══ Input records ══
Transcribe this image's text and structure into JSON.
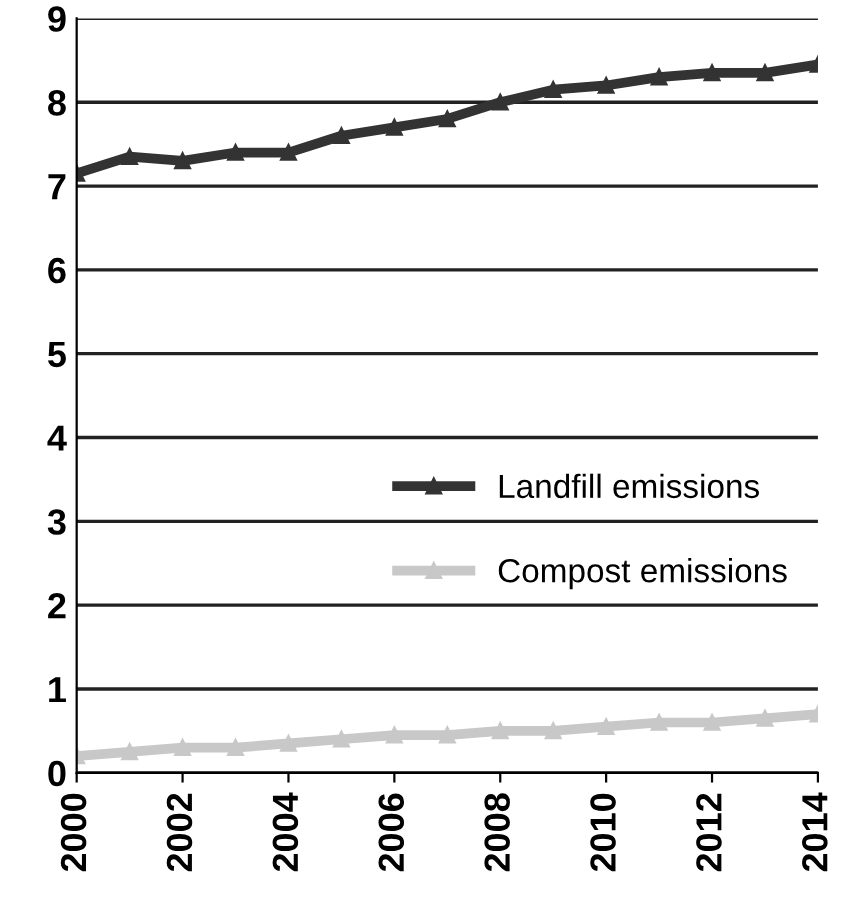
{
  "chart_data": {
    "type": "line",
    "x": [
      2000,
      2001,
      2002,
      2003,
      2004,
      2005,
      2006,
      2007,
      2008,
      2009,
      2010,
      2011,
      2012,
      2013,
      2014
    ],
    "series": [
      {
        "name": "Landfill emissions",
        "color": "#333333",
        "values": [
          7.15,
          7.35,
          7.3,
          7.4,
          7.4,
          7.6,
          7.7,
          7.8,
          8.0,
          8.15,
          8.2,
          8.3,
          8.35,
          8.35,
          8.45
        ]
      },
      {
        "name": "Compost emissions",
        "color": "#c8c8c8",
        "values": [
          0.2,
          0.25,
          0.3,
          0.3,
          0.35,
          0.4,
          0.45,
          0.45,
          0.5,
          0.5,
          0.55,
          0.6,
          0.6,
          0.65,
          0.7
        ]
      }
    ],
    "xlim": [
      2000,
      2014
    ],
    "xticks": [
      2000,
      2002,
      2004,
      2006,
      2008,
      2010,
      2012,
      2014
    ],
    "ylim": [
      0,
      9
    ],
    "yticks": [
      0,
      1,
      2,
      3,
      4,
      5,
      6,
      7,
      8,
      9
    ],
    "grid": "y",
    "legend": "right",
    "marker": "triangle",
    "line_style": "solid"
  }
}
═══
▶ **Aim of the exercise**
Set down the records in full and exactly. Do not carry over any image.

▶ **Solution for this problem**
Transcribe this image's text and structure into JSON.
{
  "chart_data": {
    "type": "line",
    "x": [
      2000,
      2001,
      2002,
      2003,
      2004,
      2005,
      2006,
      2007,
      2008,
      2009,
      2010,
      2011,
      2012,
      2013,
      2014
    ],
    "series": [
      {
        "name": "Landfill emissions",
        "color": "#333333",
        "values": [
          7.15,
          7.35,
          7.3,
          7.4,
          7.4,
          7.6,
          7.7,
          7.8,
          8.0,
          8.15,
          8.2,
          8.3,
          8.35,
          8.35,
          8.45
        ]
      },
      {
        "name": "Compost emissions",
        "color": "#c8c8c8",
        "values": [
          0.2,
          0.25,
          0.3,
          0.3,
          0.35,
          0.4,
          0.45,
          0.45,
          0.5,
          0.5,
          0.55,
          0.6,
          0.6,
          0.65,
          0.7
        ]
      }
    ],
    "xlim": [
      2000,
      2014
    ],
    "xticks": [
      2000,
      2002,
      2004,
      2006,
      2008,
      2010,
      2012,
      2014
    ],
    "ylim": [
      0,
      9
    ],
    "yticks": [
      0,
      1,
      2,
      3,
      4,
      5,
      6,
      7,
      8,
      9
    ],
    "grid": "y",
    "legend": "right",
    "marker": "triangle",
    "line_style": "solid"
  }
}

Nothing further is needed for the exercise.